**AIM OF THE TASK**.
Output the records that follow, keeping every line exactly as it is.
:::::
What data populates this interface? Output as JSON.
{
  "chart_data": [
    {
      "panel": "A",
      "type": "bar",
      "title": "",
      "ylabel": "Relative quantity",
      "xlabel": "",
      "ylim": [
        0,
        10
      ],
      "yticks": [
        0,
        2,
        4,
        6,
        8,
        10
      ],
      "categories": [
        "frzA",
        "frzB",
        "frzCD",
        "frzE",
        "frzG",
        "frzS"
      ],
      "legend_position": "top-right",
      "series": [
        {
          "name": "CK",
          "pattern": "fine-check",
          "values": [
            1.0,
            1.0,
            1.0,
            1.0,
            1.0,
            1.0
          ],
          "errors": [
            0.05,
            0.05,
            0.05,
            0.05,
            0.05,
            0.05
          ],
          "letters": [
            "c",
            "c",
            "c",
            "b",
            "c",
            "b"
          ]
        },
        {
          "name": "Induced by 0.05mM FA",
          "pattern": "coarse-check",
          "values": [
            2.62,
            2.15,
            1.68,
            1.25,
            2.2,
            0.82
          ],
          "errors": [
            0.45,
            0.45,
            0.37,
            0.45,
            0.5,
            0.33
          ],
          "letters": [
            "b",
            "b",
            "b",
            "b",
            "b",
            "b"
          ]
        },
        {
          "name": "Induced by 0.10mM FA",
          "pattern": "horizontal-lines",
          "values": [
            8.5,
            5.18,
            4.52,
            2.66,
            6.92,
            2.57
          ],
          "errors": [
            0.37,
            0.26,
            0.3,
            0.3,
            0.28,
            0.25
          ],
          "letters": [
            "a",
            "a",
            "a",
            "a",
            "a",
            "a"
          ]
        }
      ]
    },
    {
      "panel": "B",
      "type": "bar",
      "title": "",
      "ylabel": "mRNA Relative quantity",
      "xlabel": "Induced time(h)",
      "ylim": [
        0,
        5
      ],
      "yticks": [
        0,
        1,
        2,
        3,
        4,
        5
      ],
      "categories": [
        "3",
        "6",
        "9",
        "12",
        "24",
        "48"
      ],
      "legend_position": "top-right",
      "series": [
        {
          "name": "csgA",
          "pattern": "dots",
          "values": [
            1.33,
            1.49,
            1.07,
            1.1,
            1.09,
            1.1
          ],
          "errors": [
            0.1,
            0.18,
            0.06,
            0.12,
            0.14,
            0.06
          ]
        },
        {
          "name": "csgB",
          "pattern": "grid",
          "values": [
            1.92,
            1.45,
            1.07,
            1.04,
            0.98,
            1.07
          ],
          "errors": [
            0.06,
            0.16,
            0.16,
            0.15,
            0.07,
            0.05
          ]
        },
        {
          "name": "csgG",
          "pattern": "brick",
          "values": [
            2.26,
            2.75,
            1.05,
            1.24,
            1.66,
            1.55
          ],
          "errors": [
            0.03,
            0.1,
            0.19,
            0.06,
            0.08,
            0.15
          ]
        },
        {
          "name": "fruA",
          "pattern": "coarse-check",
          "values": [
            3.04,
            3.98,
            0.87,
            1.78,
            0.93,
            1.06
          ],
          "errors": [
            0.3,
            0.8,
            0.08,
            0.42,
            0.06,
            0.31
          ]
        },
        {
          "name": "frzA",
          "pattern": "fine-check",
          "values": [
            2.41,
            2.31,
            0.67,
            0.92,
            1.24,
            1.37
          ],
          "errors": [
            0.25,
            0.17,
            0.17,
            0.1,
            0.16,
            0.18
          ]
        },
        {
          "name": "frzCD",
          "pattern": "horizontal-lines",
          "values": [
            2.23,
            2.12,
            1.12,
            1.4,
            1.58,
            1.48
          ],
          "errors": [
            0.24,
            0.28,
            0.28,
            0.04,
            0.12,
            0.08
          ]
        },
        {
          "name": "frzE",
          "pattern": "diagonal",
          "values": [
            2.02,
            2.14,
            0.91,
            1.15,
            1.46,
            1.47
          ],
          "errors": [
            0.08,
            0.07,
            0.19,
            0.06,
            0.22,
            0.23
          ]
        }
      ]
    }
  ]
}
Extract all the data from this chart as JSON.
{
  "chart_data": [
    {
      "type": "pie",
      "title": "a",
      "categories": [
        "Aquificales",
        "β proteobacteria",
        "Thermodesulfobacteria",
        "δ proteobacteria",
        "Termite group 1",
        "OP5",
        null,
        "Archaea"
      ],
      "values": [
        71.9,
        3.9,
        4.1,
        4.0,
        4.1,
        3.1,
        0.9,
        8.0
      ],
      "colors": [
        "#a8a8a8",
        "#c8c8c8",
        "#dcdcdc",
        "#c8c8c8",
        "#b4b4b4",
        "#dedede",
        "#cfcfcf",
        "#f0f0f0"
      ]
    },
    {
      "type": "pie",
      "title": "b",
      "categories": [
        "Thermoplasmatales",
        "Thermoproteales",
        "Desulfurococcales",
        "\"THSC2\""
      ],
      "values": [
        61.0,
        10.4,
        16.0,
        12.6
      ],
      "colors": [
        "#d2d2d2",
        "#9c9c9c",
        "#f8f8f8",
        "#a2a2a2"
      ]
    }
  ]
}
:::::
**RESULT OF THIS TASK**.
What data populates this interface? Output as JSON.
{
  "chart_data": [
    {
      "panel": "A",
      "type": "bar",
      "title": "",
      "ylabel": "Relative quantity",
      "xlabel": "",
      "ylim": [
        0,
        10
      ],
      "yticks": [
        0,
        2,
        4,
        6,
        8,
        10
      ],
      "categories": [
        "frzA",
        "frzB",
        "frzCD",
        "frzE",
        "frzG",
        "frzS"
      ],
      "legend_position": "top-right",
      "series": [
        {
          "name": "CK",
          "pattern": "fine-check",
          "values": [
            1.0,
            1.0,
            1.0,
            1.0,
            1.0,
            1.0
          ],
          "errors": [
            0.05,
            0.05,
            0.05,
            0.05,
            0.05,
            0.05
          ],
          "letters": [
            "c",
            "c",
            "c",
            "b",
            "c",
            "b"
          ]
        },
        {
          "name": "Induced by 0.05mM FA",
          "pattern": "coarse-check",
          "values": [
            2.62,
            2.15,
            1.68,
            1.25,
            2.2,
            0.82
          ],
          "errors": [
            0.45,
            0.45,
            0.37,
            0.45,
            0.5,
            0.33
          ],
          "letters": [
            "b",
            "b",
            "b",
            "b",
            "b",
            "b"
          ]
        },
        {
          "name": "Induced by 0.10mM FA",
          "pattern": "horizontal-lines",
          "values": [
            8.5,
            5.18,
            4.52,
            2.66,
            6.92,
            2.57
          ],
          "errors": [
            0.37,
            0.26,
            0.3,
            0.3,
            0.28,
            0.25
          ],
          "letters": [
            "a",
            "a",
            "a",
            "a",
            "a",
            "a"
          ]
        }
      ]
    },
    {
      "panel": "B",
      "type": "bar",
      "title": "",
      "ylabel": "mRNA Relative quantity",
      "xlabel": "Induced time(h)",
      "ylim": [
        0,
        5
      ],
      "yticks": [
        0,
        1,
        2,
        3,
        4,
        5
      ],
      "categories": [
        "3",
        "6",
        "9",
        "12",
        "24",
        "48"
      ],
      "legend_position": "top-right",
      "series": [
        {
          "name": "csgA",
          "pattern": "dots",
          "values": [
            1.33,
            1.49,
            1.07,
            1.1,
            1.09,
            1.1
          ],
          "errors": [
            0.1,
            0.18,
            0.06,
            0.12,
            0.14,
            0.06
          ]
        },
        {
          "name": "csgB",
          "pattern": "grid",
          "values": [
            1.92,
            1.45,
            1.07,
            1.04,
            0.98,
            1.07
          ],
          "errors": [
            0.06,
            0.16,
            0.16,
            0.15,
            0.07,
            0.05
          ]
        },
        {
          "name": "csgG",
          "pattern": "brick",
          "values": [
            2.26,
            2.75,
            1.05,
            1.24,
            1.66,
            1.55
          ],
          "errors": [
            0.03,
            0.1,
            0.19,
            0.06,
            0.08,
            0.15
          ]
        },
        {
          "name": "fruA",
          "pattern": "coarse-check",
          "values": [
            3.04,
            3.98,
            0.87,
            1.78,
            0.93,
            1.06
          ],
          "errors": [
            0.3,
            0.8,
            0.08,
            0.42,
            0.06,
            0.31
          ]
        },
        {
          "name": "frzA",
          "pattern": "fine-check",
          "values": [
            2.41,
            2.31,
            0.67,
            0.92,
            1.24,
            1.37
          ],
          "errors": [
            0.25,
            0.17,
            0.17,
            0.1,
            0.16,
            0.18
          ]
        },
        {
          "name": "frzCD",
          "pattern": "horizontal-lines",
          "values": [
            2.23,
            2.12,
            1.12,
            1.4,
            1.58,
            1.48
          ],
          "errors": [
            0.24,
            0.28,
            0.28,
            0.04,
            0.12,
            0.08
          ]
        },
        {
          "name": "frzE",
          "pattern": "diagonal",
          "values": [
            2.02,
            2.14,
            0.91,
            1.15,
            1.46,
            1.47
          ],
          "errors": [
            0.08,
            0.07,
            0.19,
            0.06,
            0.22,
            0.23
          ]
        }
      ]
    }
  ]
}
Extract all the data from this chart as JSON.
{
  "chart_data": [
    {
      "type": "pie",
      "title": "a",
      "categories": [
        "Aquificales",
        "β proteobacteria",
        "Thermodesulfobacteria",
        "δ proteobacteria",
        "Termite group 1",
        "OP5",
        null,
        "Archaea"
      ],
      "values": [
        71.9,
        3.9,
        4.1,
        4.0,
        4.1,
        3.1,
        0.9,
        8.0
      ],
      "colors": [
        "#a8a8a8",
        "#c8c8c8",
        "#dcdcdc",
        "#c8c8c8",
        "#b4b4b4",
        "#dedede",
        "#cfcfcf",
        "#f0f0f0"
      ]
    },
    {
      "type": "pie",
      "title": "b",
      "categories": [
        "Thermoplasmatales",
        "Thermoproteales",
        "Desulfurococcales",
        "\"THSC2\""
      ],
      "values": [
        61.0,
        10.4,
        16.0,
        12.6
      ],
      "colors": [
        "#d2d2d2",
        "#9c9c9c",
        "#f8f8f8",
        "#a2a2a2"
      ]
    }
  ]
}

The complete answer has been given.